(Saved entries)
----------------
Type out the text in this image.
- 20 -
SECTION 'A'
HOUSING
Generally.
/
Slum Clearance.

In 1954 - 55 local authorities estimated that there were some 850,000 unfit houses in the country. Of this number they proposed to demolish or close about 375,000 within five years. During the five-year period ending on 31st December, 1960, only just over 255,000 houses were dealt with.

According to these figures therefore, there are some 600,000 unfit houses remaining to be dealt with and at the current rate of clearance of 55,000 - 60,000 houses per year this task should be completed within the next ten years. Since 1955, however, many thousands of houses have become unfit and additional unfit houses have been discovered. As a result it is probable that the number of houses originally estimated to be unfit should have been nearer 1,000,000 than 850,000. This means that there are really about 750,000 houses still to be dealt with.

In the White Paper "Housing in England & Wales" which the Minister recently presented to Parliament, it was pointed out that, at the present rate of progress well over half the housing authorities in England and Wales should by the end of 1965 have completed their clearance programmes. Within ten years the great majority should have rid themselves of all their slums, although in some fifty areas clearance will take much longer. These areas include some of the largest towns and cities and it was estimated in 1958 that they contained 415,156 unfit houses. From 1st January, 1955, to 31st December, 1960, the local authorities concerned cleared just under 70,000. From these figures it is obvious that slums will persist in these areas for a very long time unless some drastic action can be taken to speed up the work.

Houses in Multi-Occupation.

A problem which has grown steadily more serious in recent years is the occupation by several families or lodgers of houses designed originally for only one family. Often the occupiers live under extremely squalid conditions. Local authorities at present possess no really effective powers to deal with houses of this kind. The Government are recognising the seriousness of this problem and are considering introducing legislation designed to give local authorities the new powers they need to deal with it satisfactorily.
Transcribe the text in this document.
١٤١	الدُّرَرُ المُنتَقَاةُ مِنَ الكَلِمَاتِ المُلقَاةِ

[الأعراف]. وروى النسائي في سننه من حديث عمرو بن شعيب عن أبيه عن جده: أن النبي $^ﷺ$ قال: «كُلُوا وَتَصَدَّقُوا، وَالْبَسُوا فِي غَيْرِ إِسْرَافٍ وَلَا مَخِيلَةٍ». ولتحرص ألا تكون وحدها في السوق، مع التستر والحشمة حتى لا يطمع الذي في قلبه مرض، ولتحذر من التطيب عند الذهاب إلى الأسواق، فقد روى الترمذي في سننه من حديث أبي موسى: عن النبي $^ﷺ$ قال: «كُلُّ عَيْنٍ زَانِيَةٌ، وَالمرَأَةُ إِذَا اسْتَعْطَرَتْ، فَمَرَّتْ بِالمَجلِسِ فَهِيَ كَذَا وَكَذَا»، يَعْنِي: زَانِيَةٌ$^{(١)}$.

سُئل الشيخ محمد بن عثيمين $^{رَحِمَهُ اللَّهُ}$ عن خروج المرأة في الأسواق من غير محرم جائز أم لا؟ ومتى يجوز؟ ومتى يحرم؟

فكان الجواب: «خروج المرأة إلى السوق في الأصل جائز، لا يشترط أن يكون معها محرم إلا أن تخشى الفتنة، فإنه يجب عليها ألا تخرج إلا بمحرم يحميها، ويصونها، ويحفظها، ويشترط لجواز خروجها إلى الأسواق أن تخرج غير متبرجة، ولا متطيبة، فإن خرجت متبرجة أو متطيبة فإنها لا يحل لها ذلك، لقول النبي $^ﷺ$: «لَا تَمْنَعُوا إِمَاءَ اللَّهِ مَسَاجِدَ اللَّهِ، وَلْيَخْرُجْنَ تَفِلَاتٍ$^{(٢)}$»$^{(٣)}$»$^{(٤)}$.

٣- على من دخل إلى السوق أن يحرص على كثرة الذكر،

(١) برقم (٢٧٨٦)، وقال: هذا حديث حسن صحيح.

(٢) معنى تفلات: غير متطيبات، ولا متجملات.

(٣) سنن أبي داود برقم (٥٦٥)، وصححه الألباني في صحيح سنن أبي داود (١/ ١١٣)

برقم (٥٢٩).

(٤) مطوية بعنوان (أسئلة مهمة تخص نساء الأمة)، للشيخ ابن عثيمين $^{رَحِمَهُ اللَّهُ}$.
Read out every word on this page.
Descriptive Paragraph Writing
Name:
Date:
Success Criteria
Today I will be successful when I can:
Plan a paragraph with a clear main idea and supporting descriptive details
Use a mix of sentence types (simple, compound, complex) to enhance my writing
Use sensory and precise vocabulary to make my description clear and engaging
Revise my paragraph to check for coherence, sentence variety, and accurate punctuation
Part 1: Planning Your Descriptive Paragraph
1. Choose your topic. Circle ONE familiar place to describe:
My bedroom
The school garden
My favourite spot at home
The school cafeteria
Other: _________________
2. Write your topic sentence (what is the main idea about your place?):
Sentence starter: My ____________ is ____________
----------------
● **PROBLEM REQUIREMENTS**:
From the material above, gather all lines that include the string "dealt" and copy them.

● **THE SOLUTION**:
In 1954 - 55 local authorities estimated that there were some 850,000 unfit houses in the country. Of this number they proposed to demolish or close about 375,000 within five years. During the five-year period ending on 31st December, 1960, only just over 255,000 houses were dealt with.
According to these figures therefore, there are some 600,000 unfit houses remaining to be dealt with and at the current rate of clearance of 55,000 - 60,000 houses per year this task should be completed within the next ten years. Since 1955, however, many thousands of houses have become unfit and additional unfit houses have been discovered. As a result it is probable that the number of houses originally estimated to be unfit should have been nearer 1,000,000 than 850,000. This means that there are really about 750,000 houses still to be dealt with.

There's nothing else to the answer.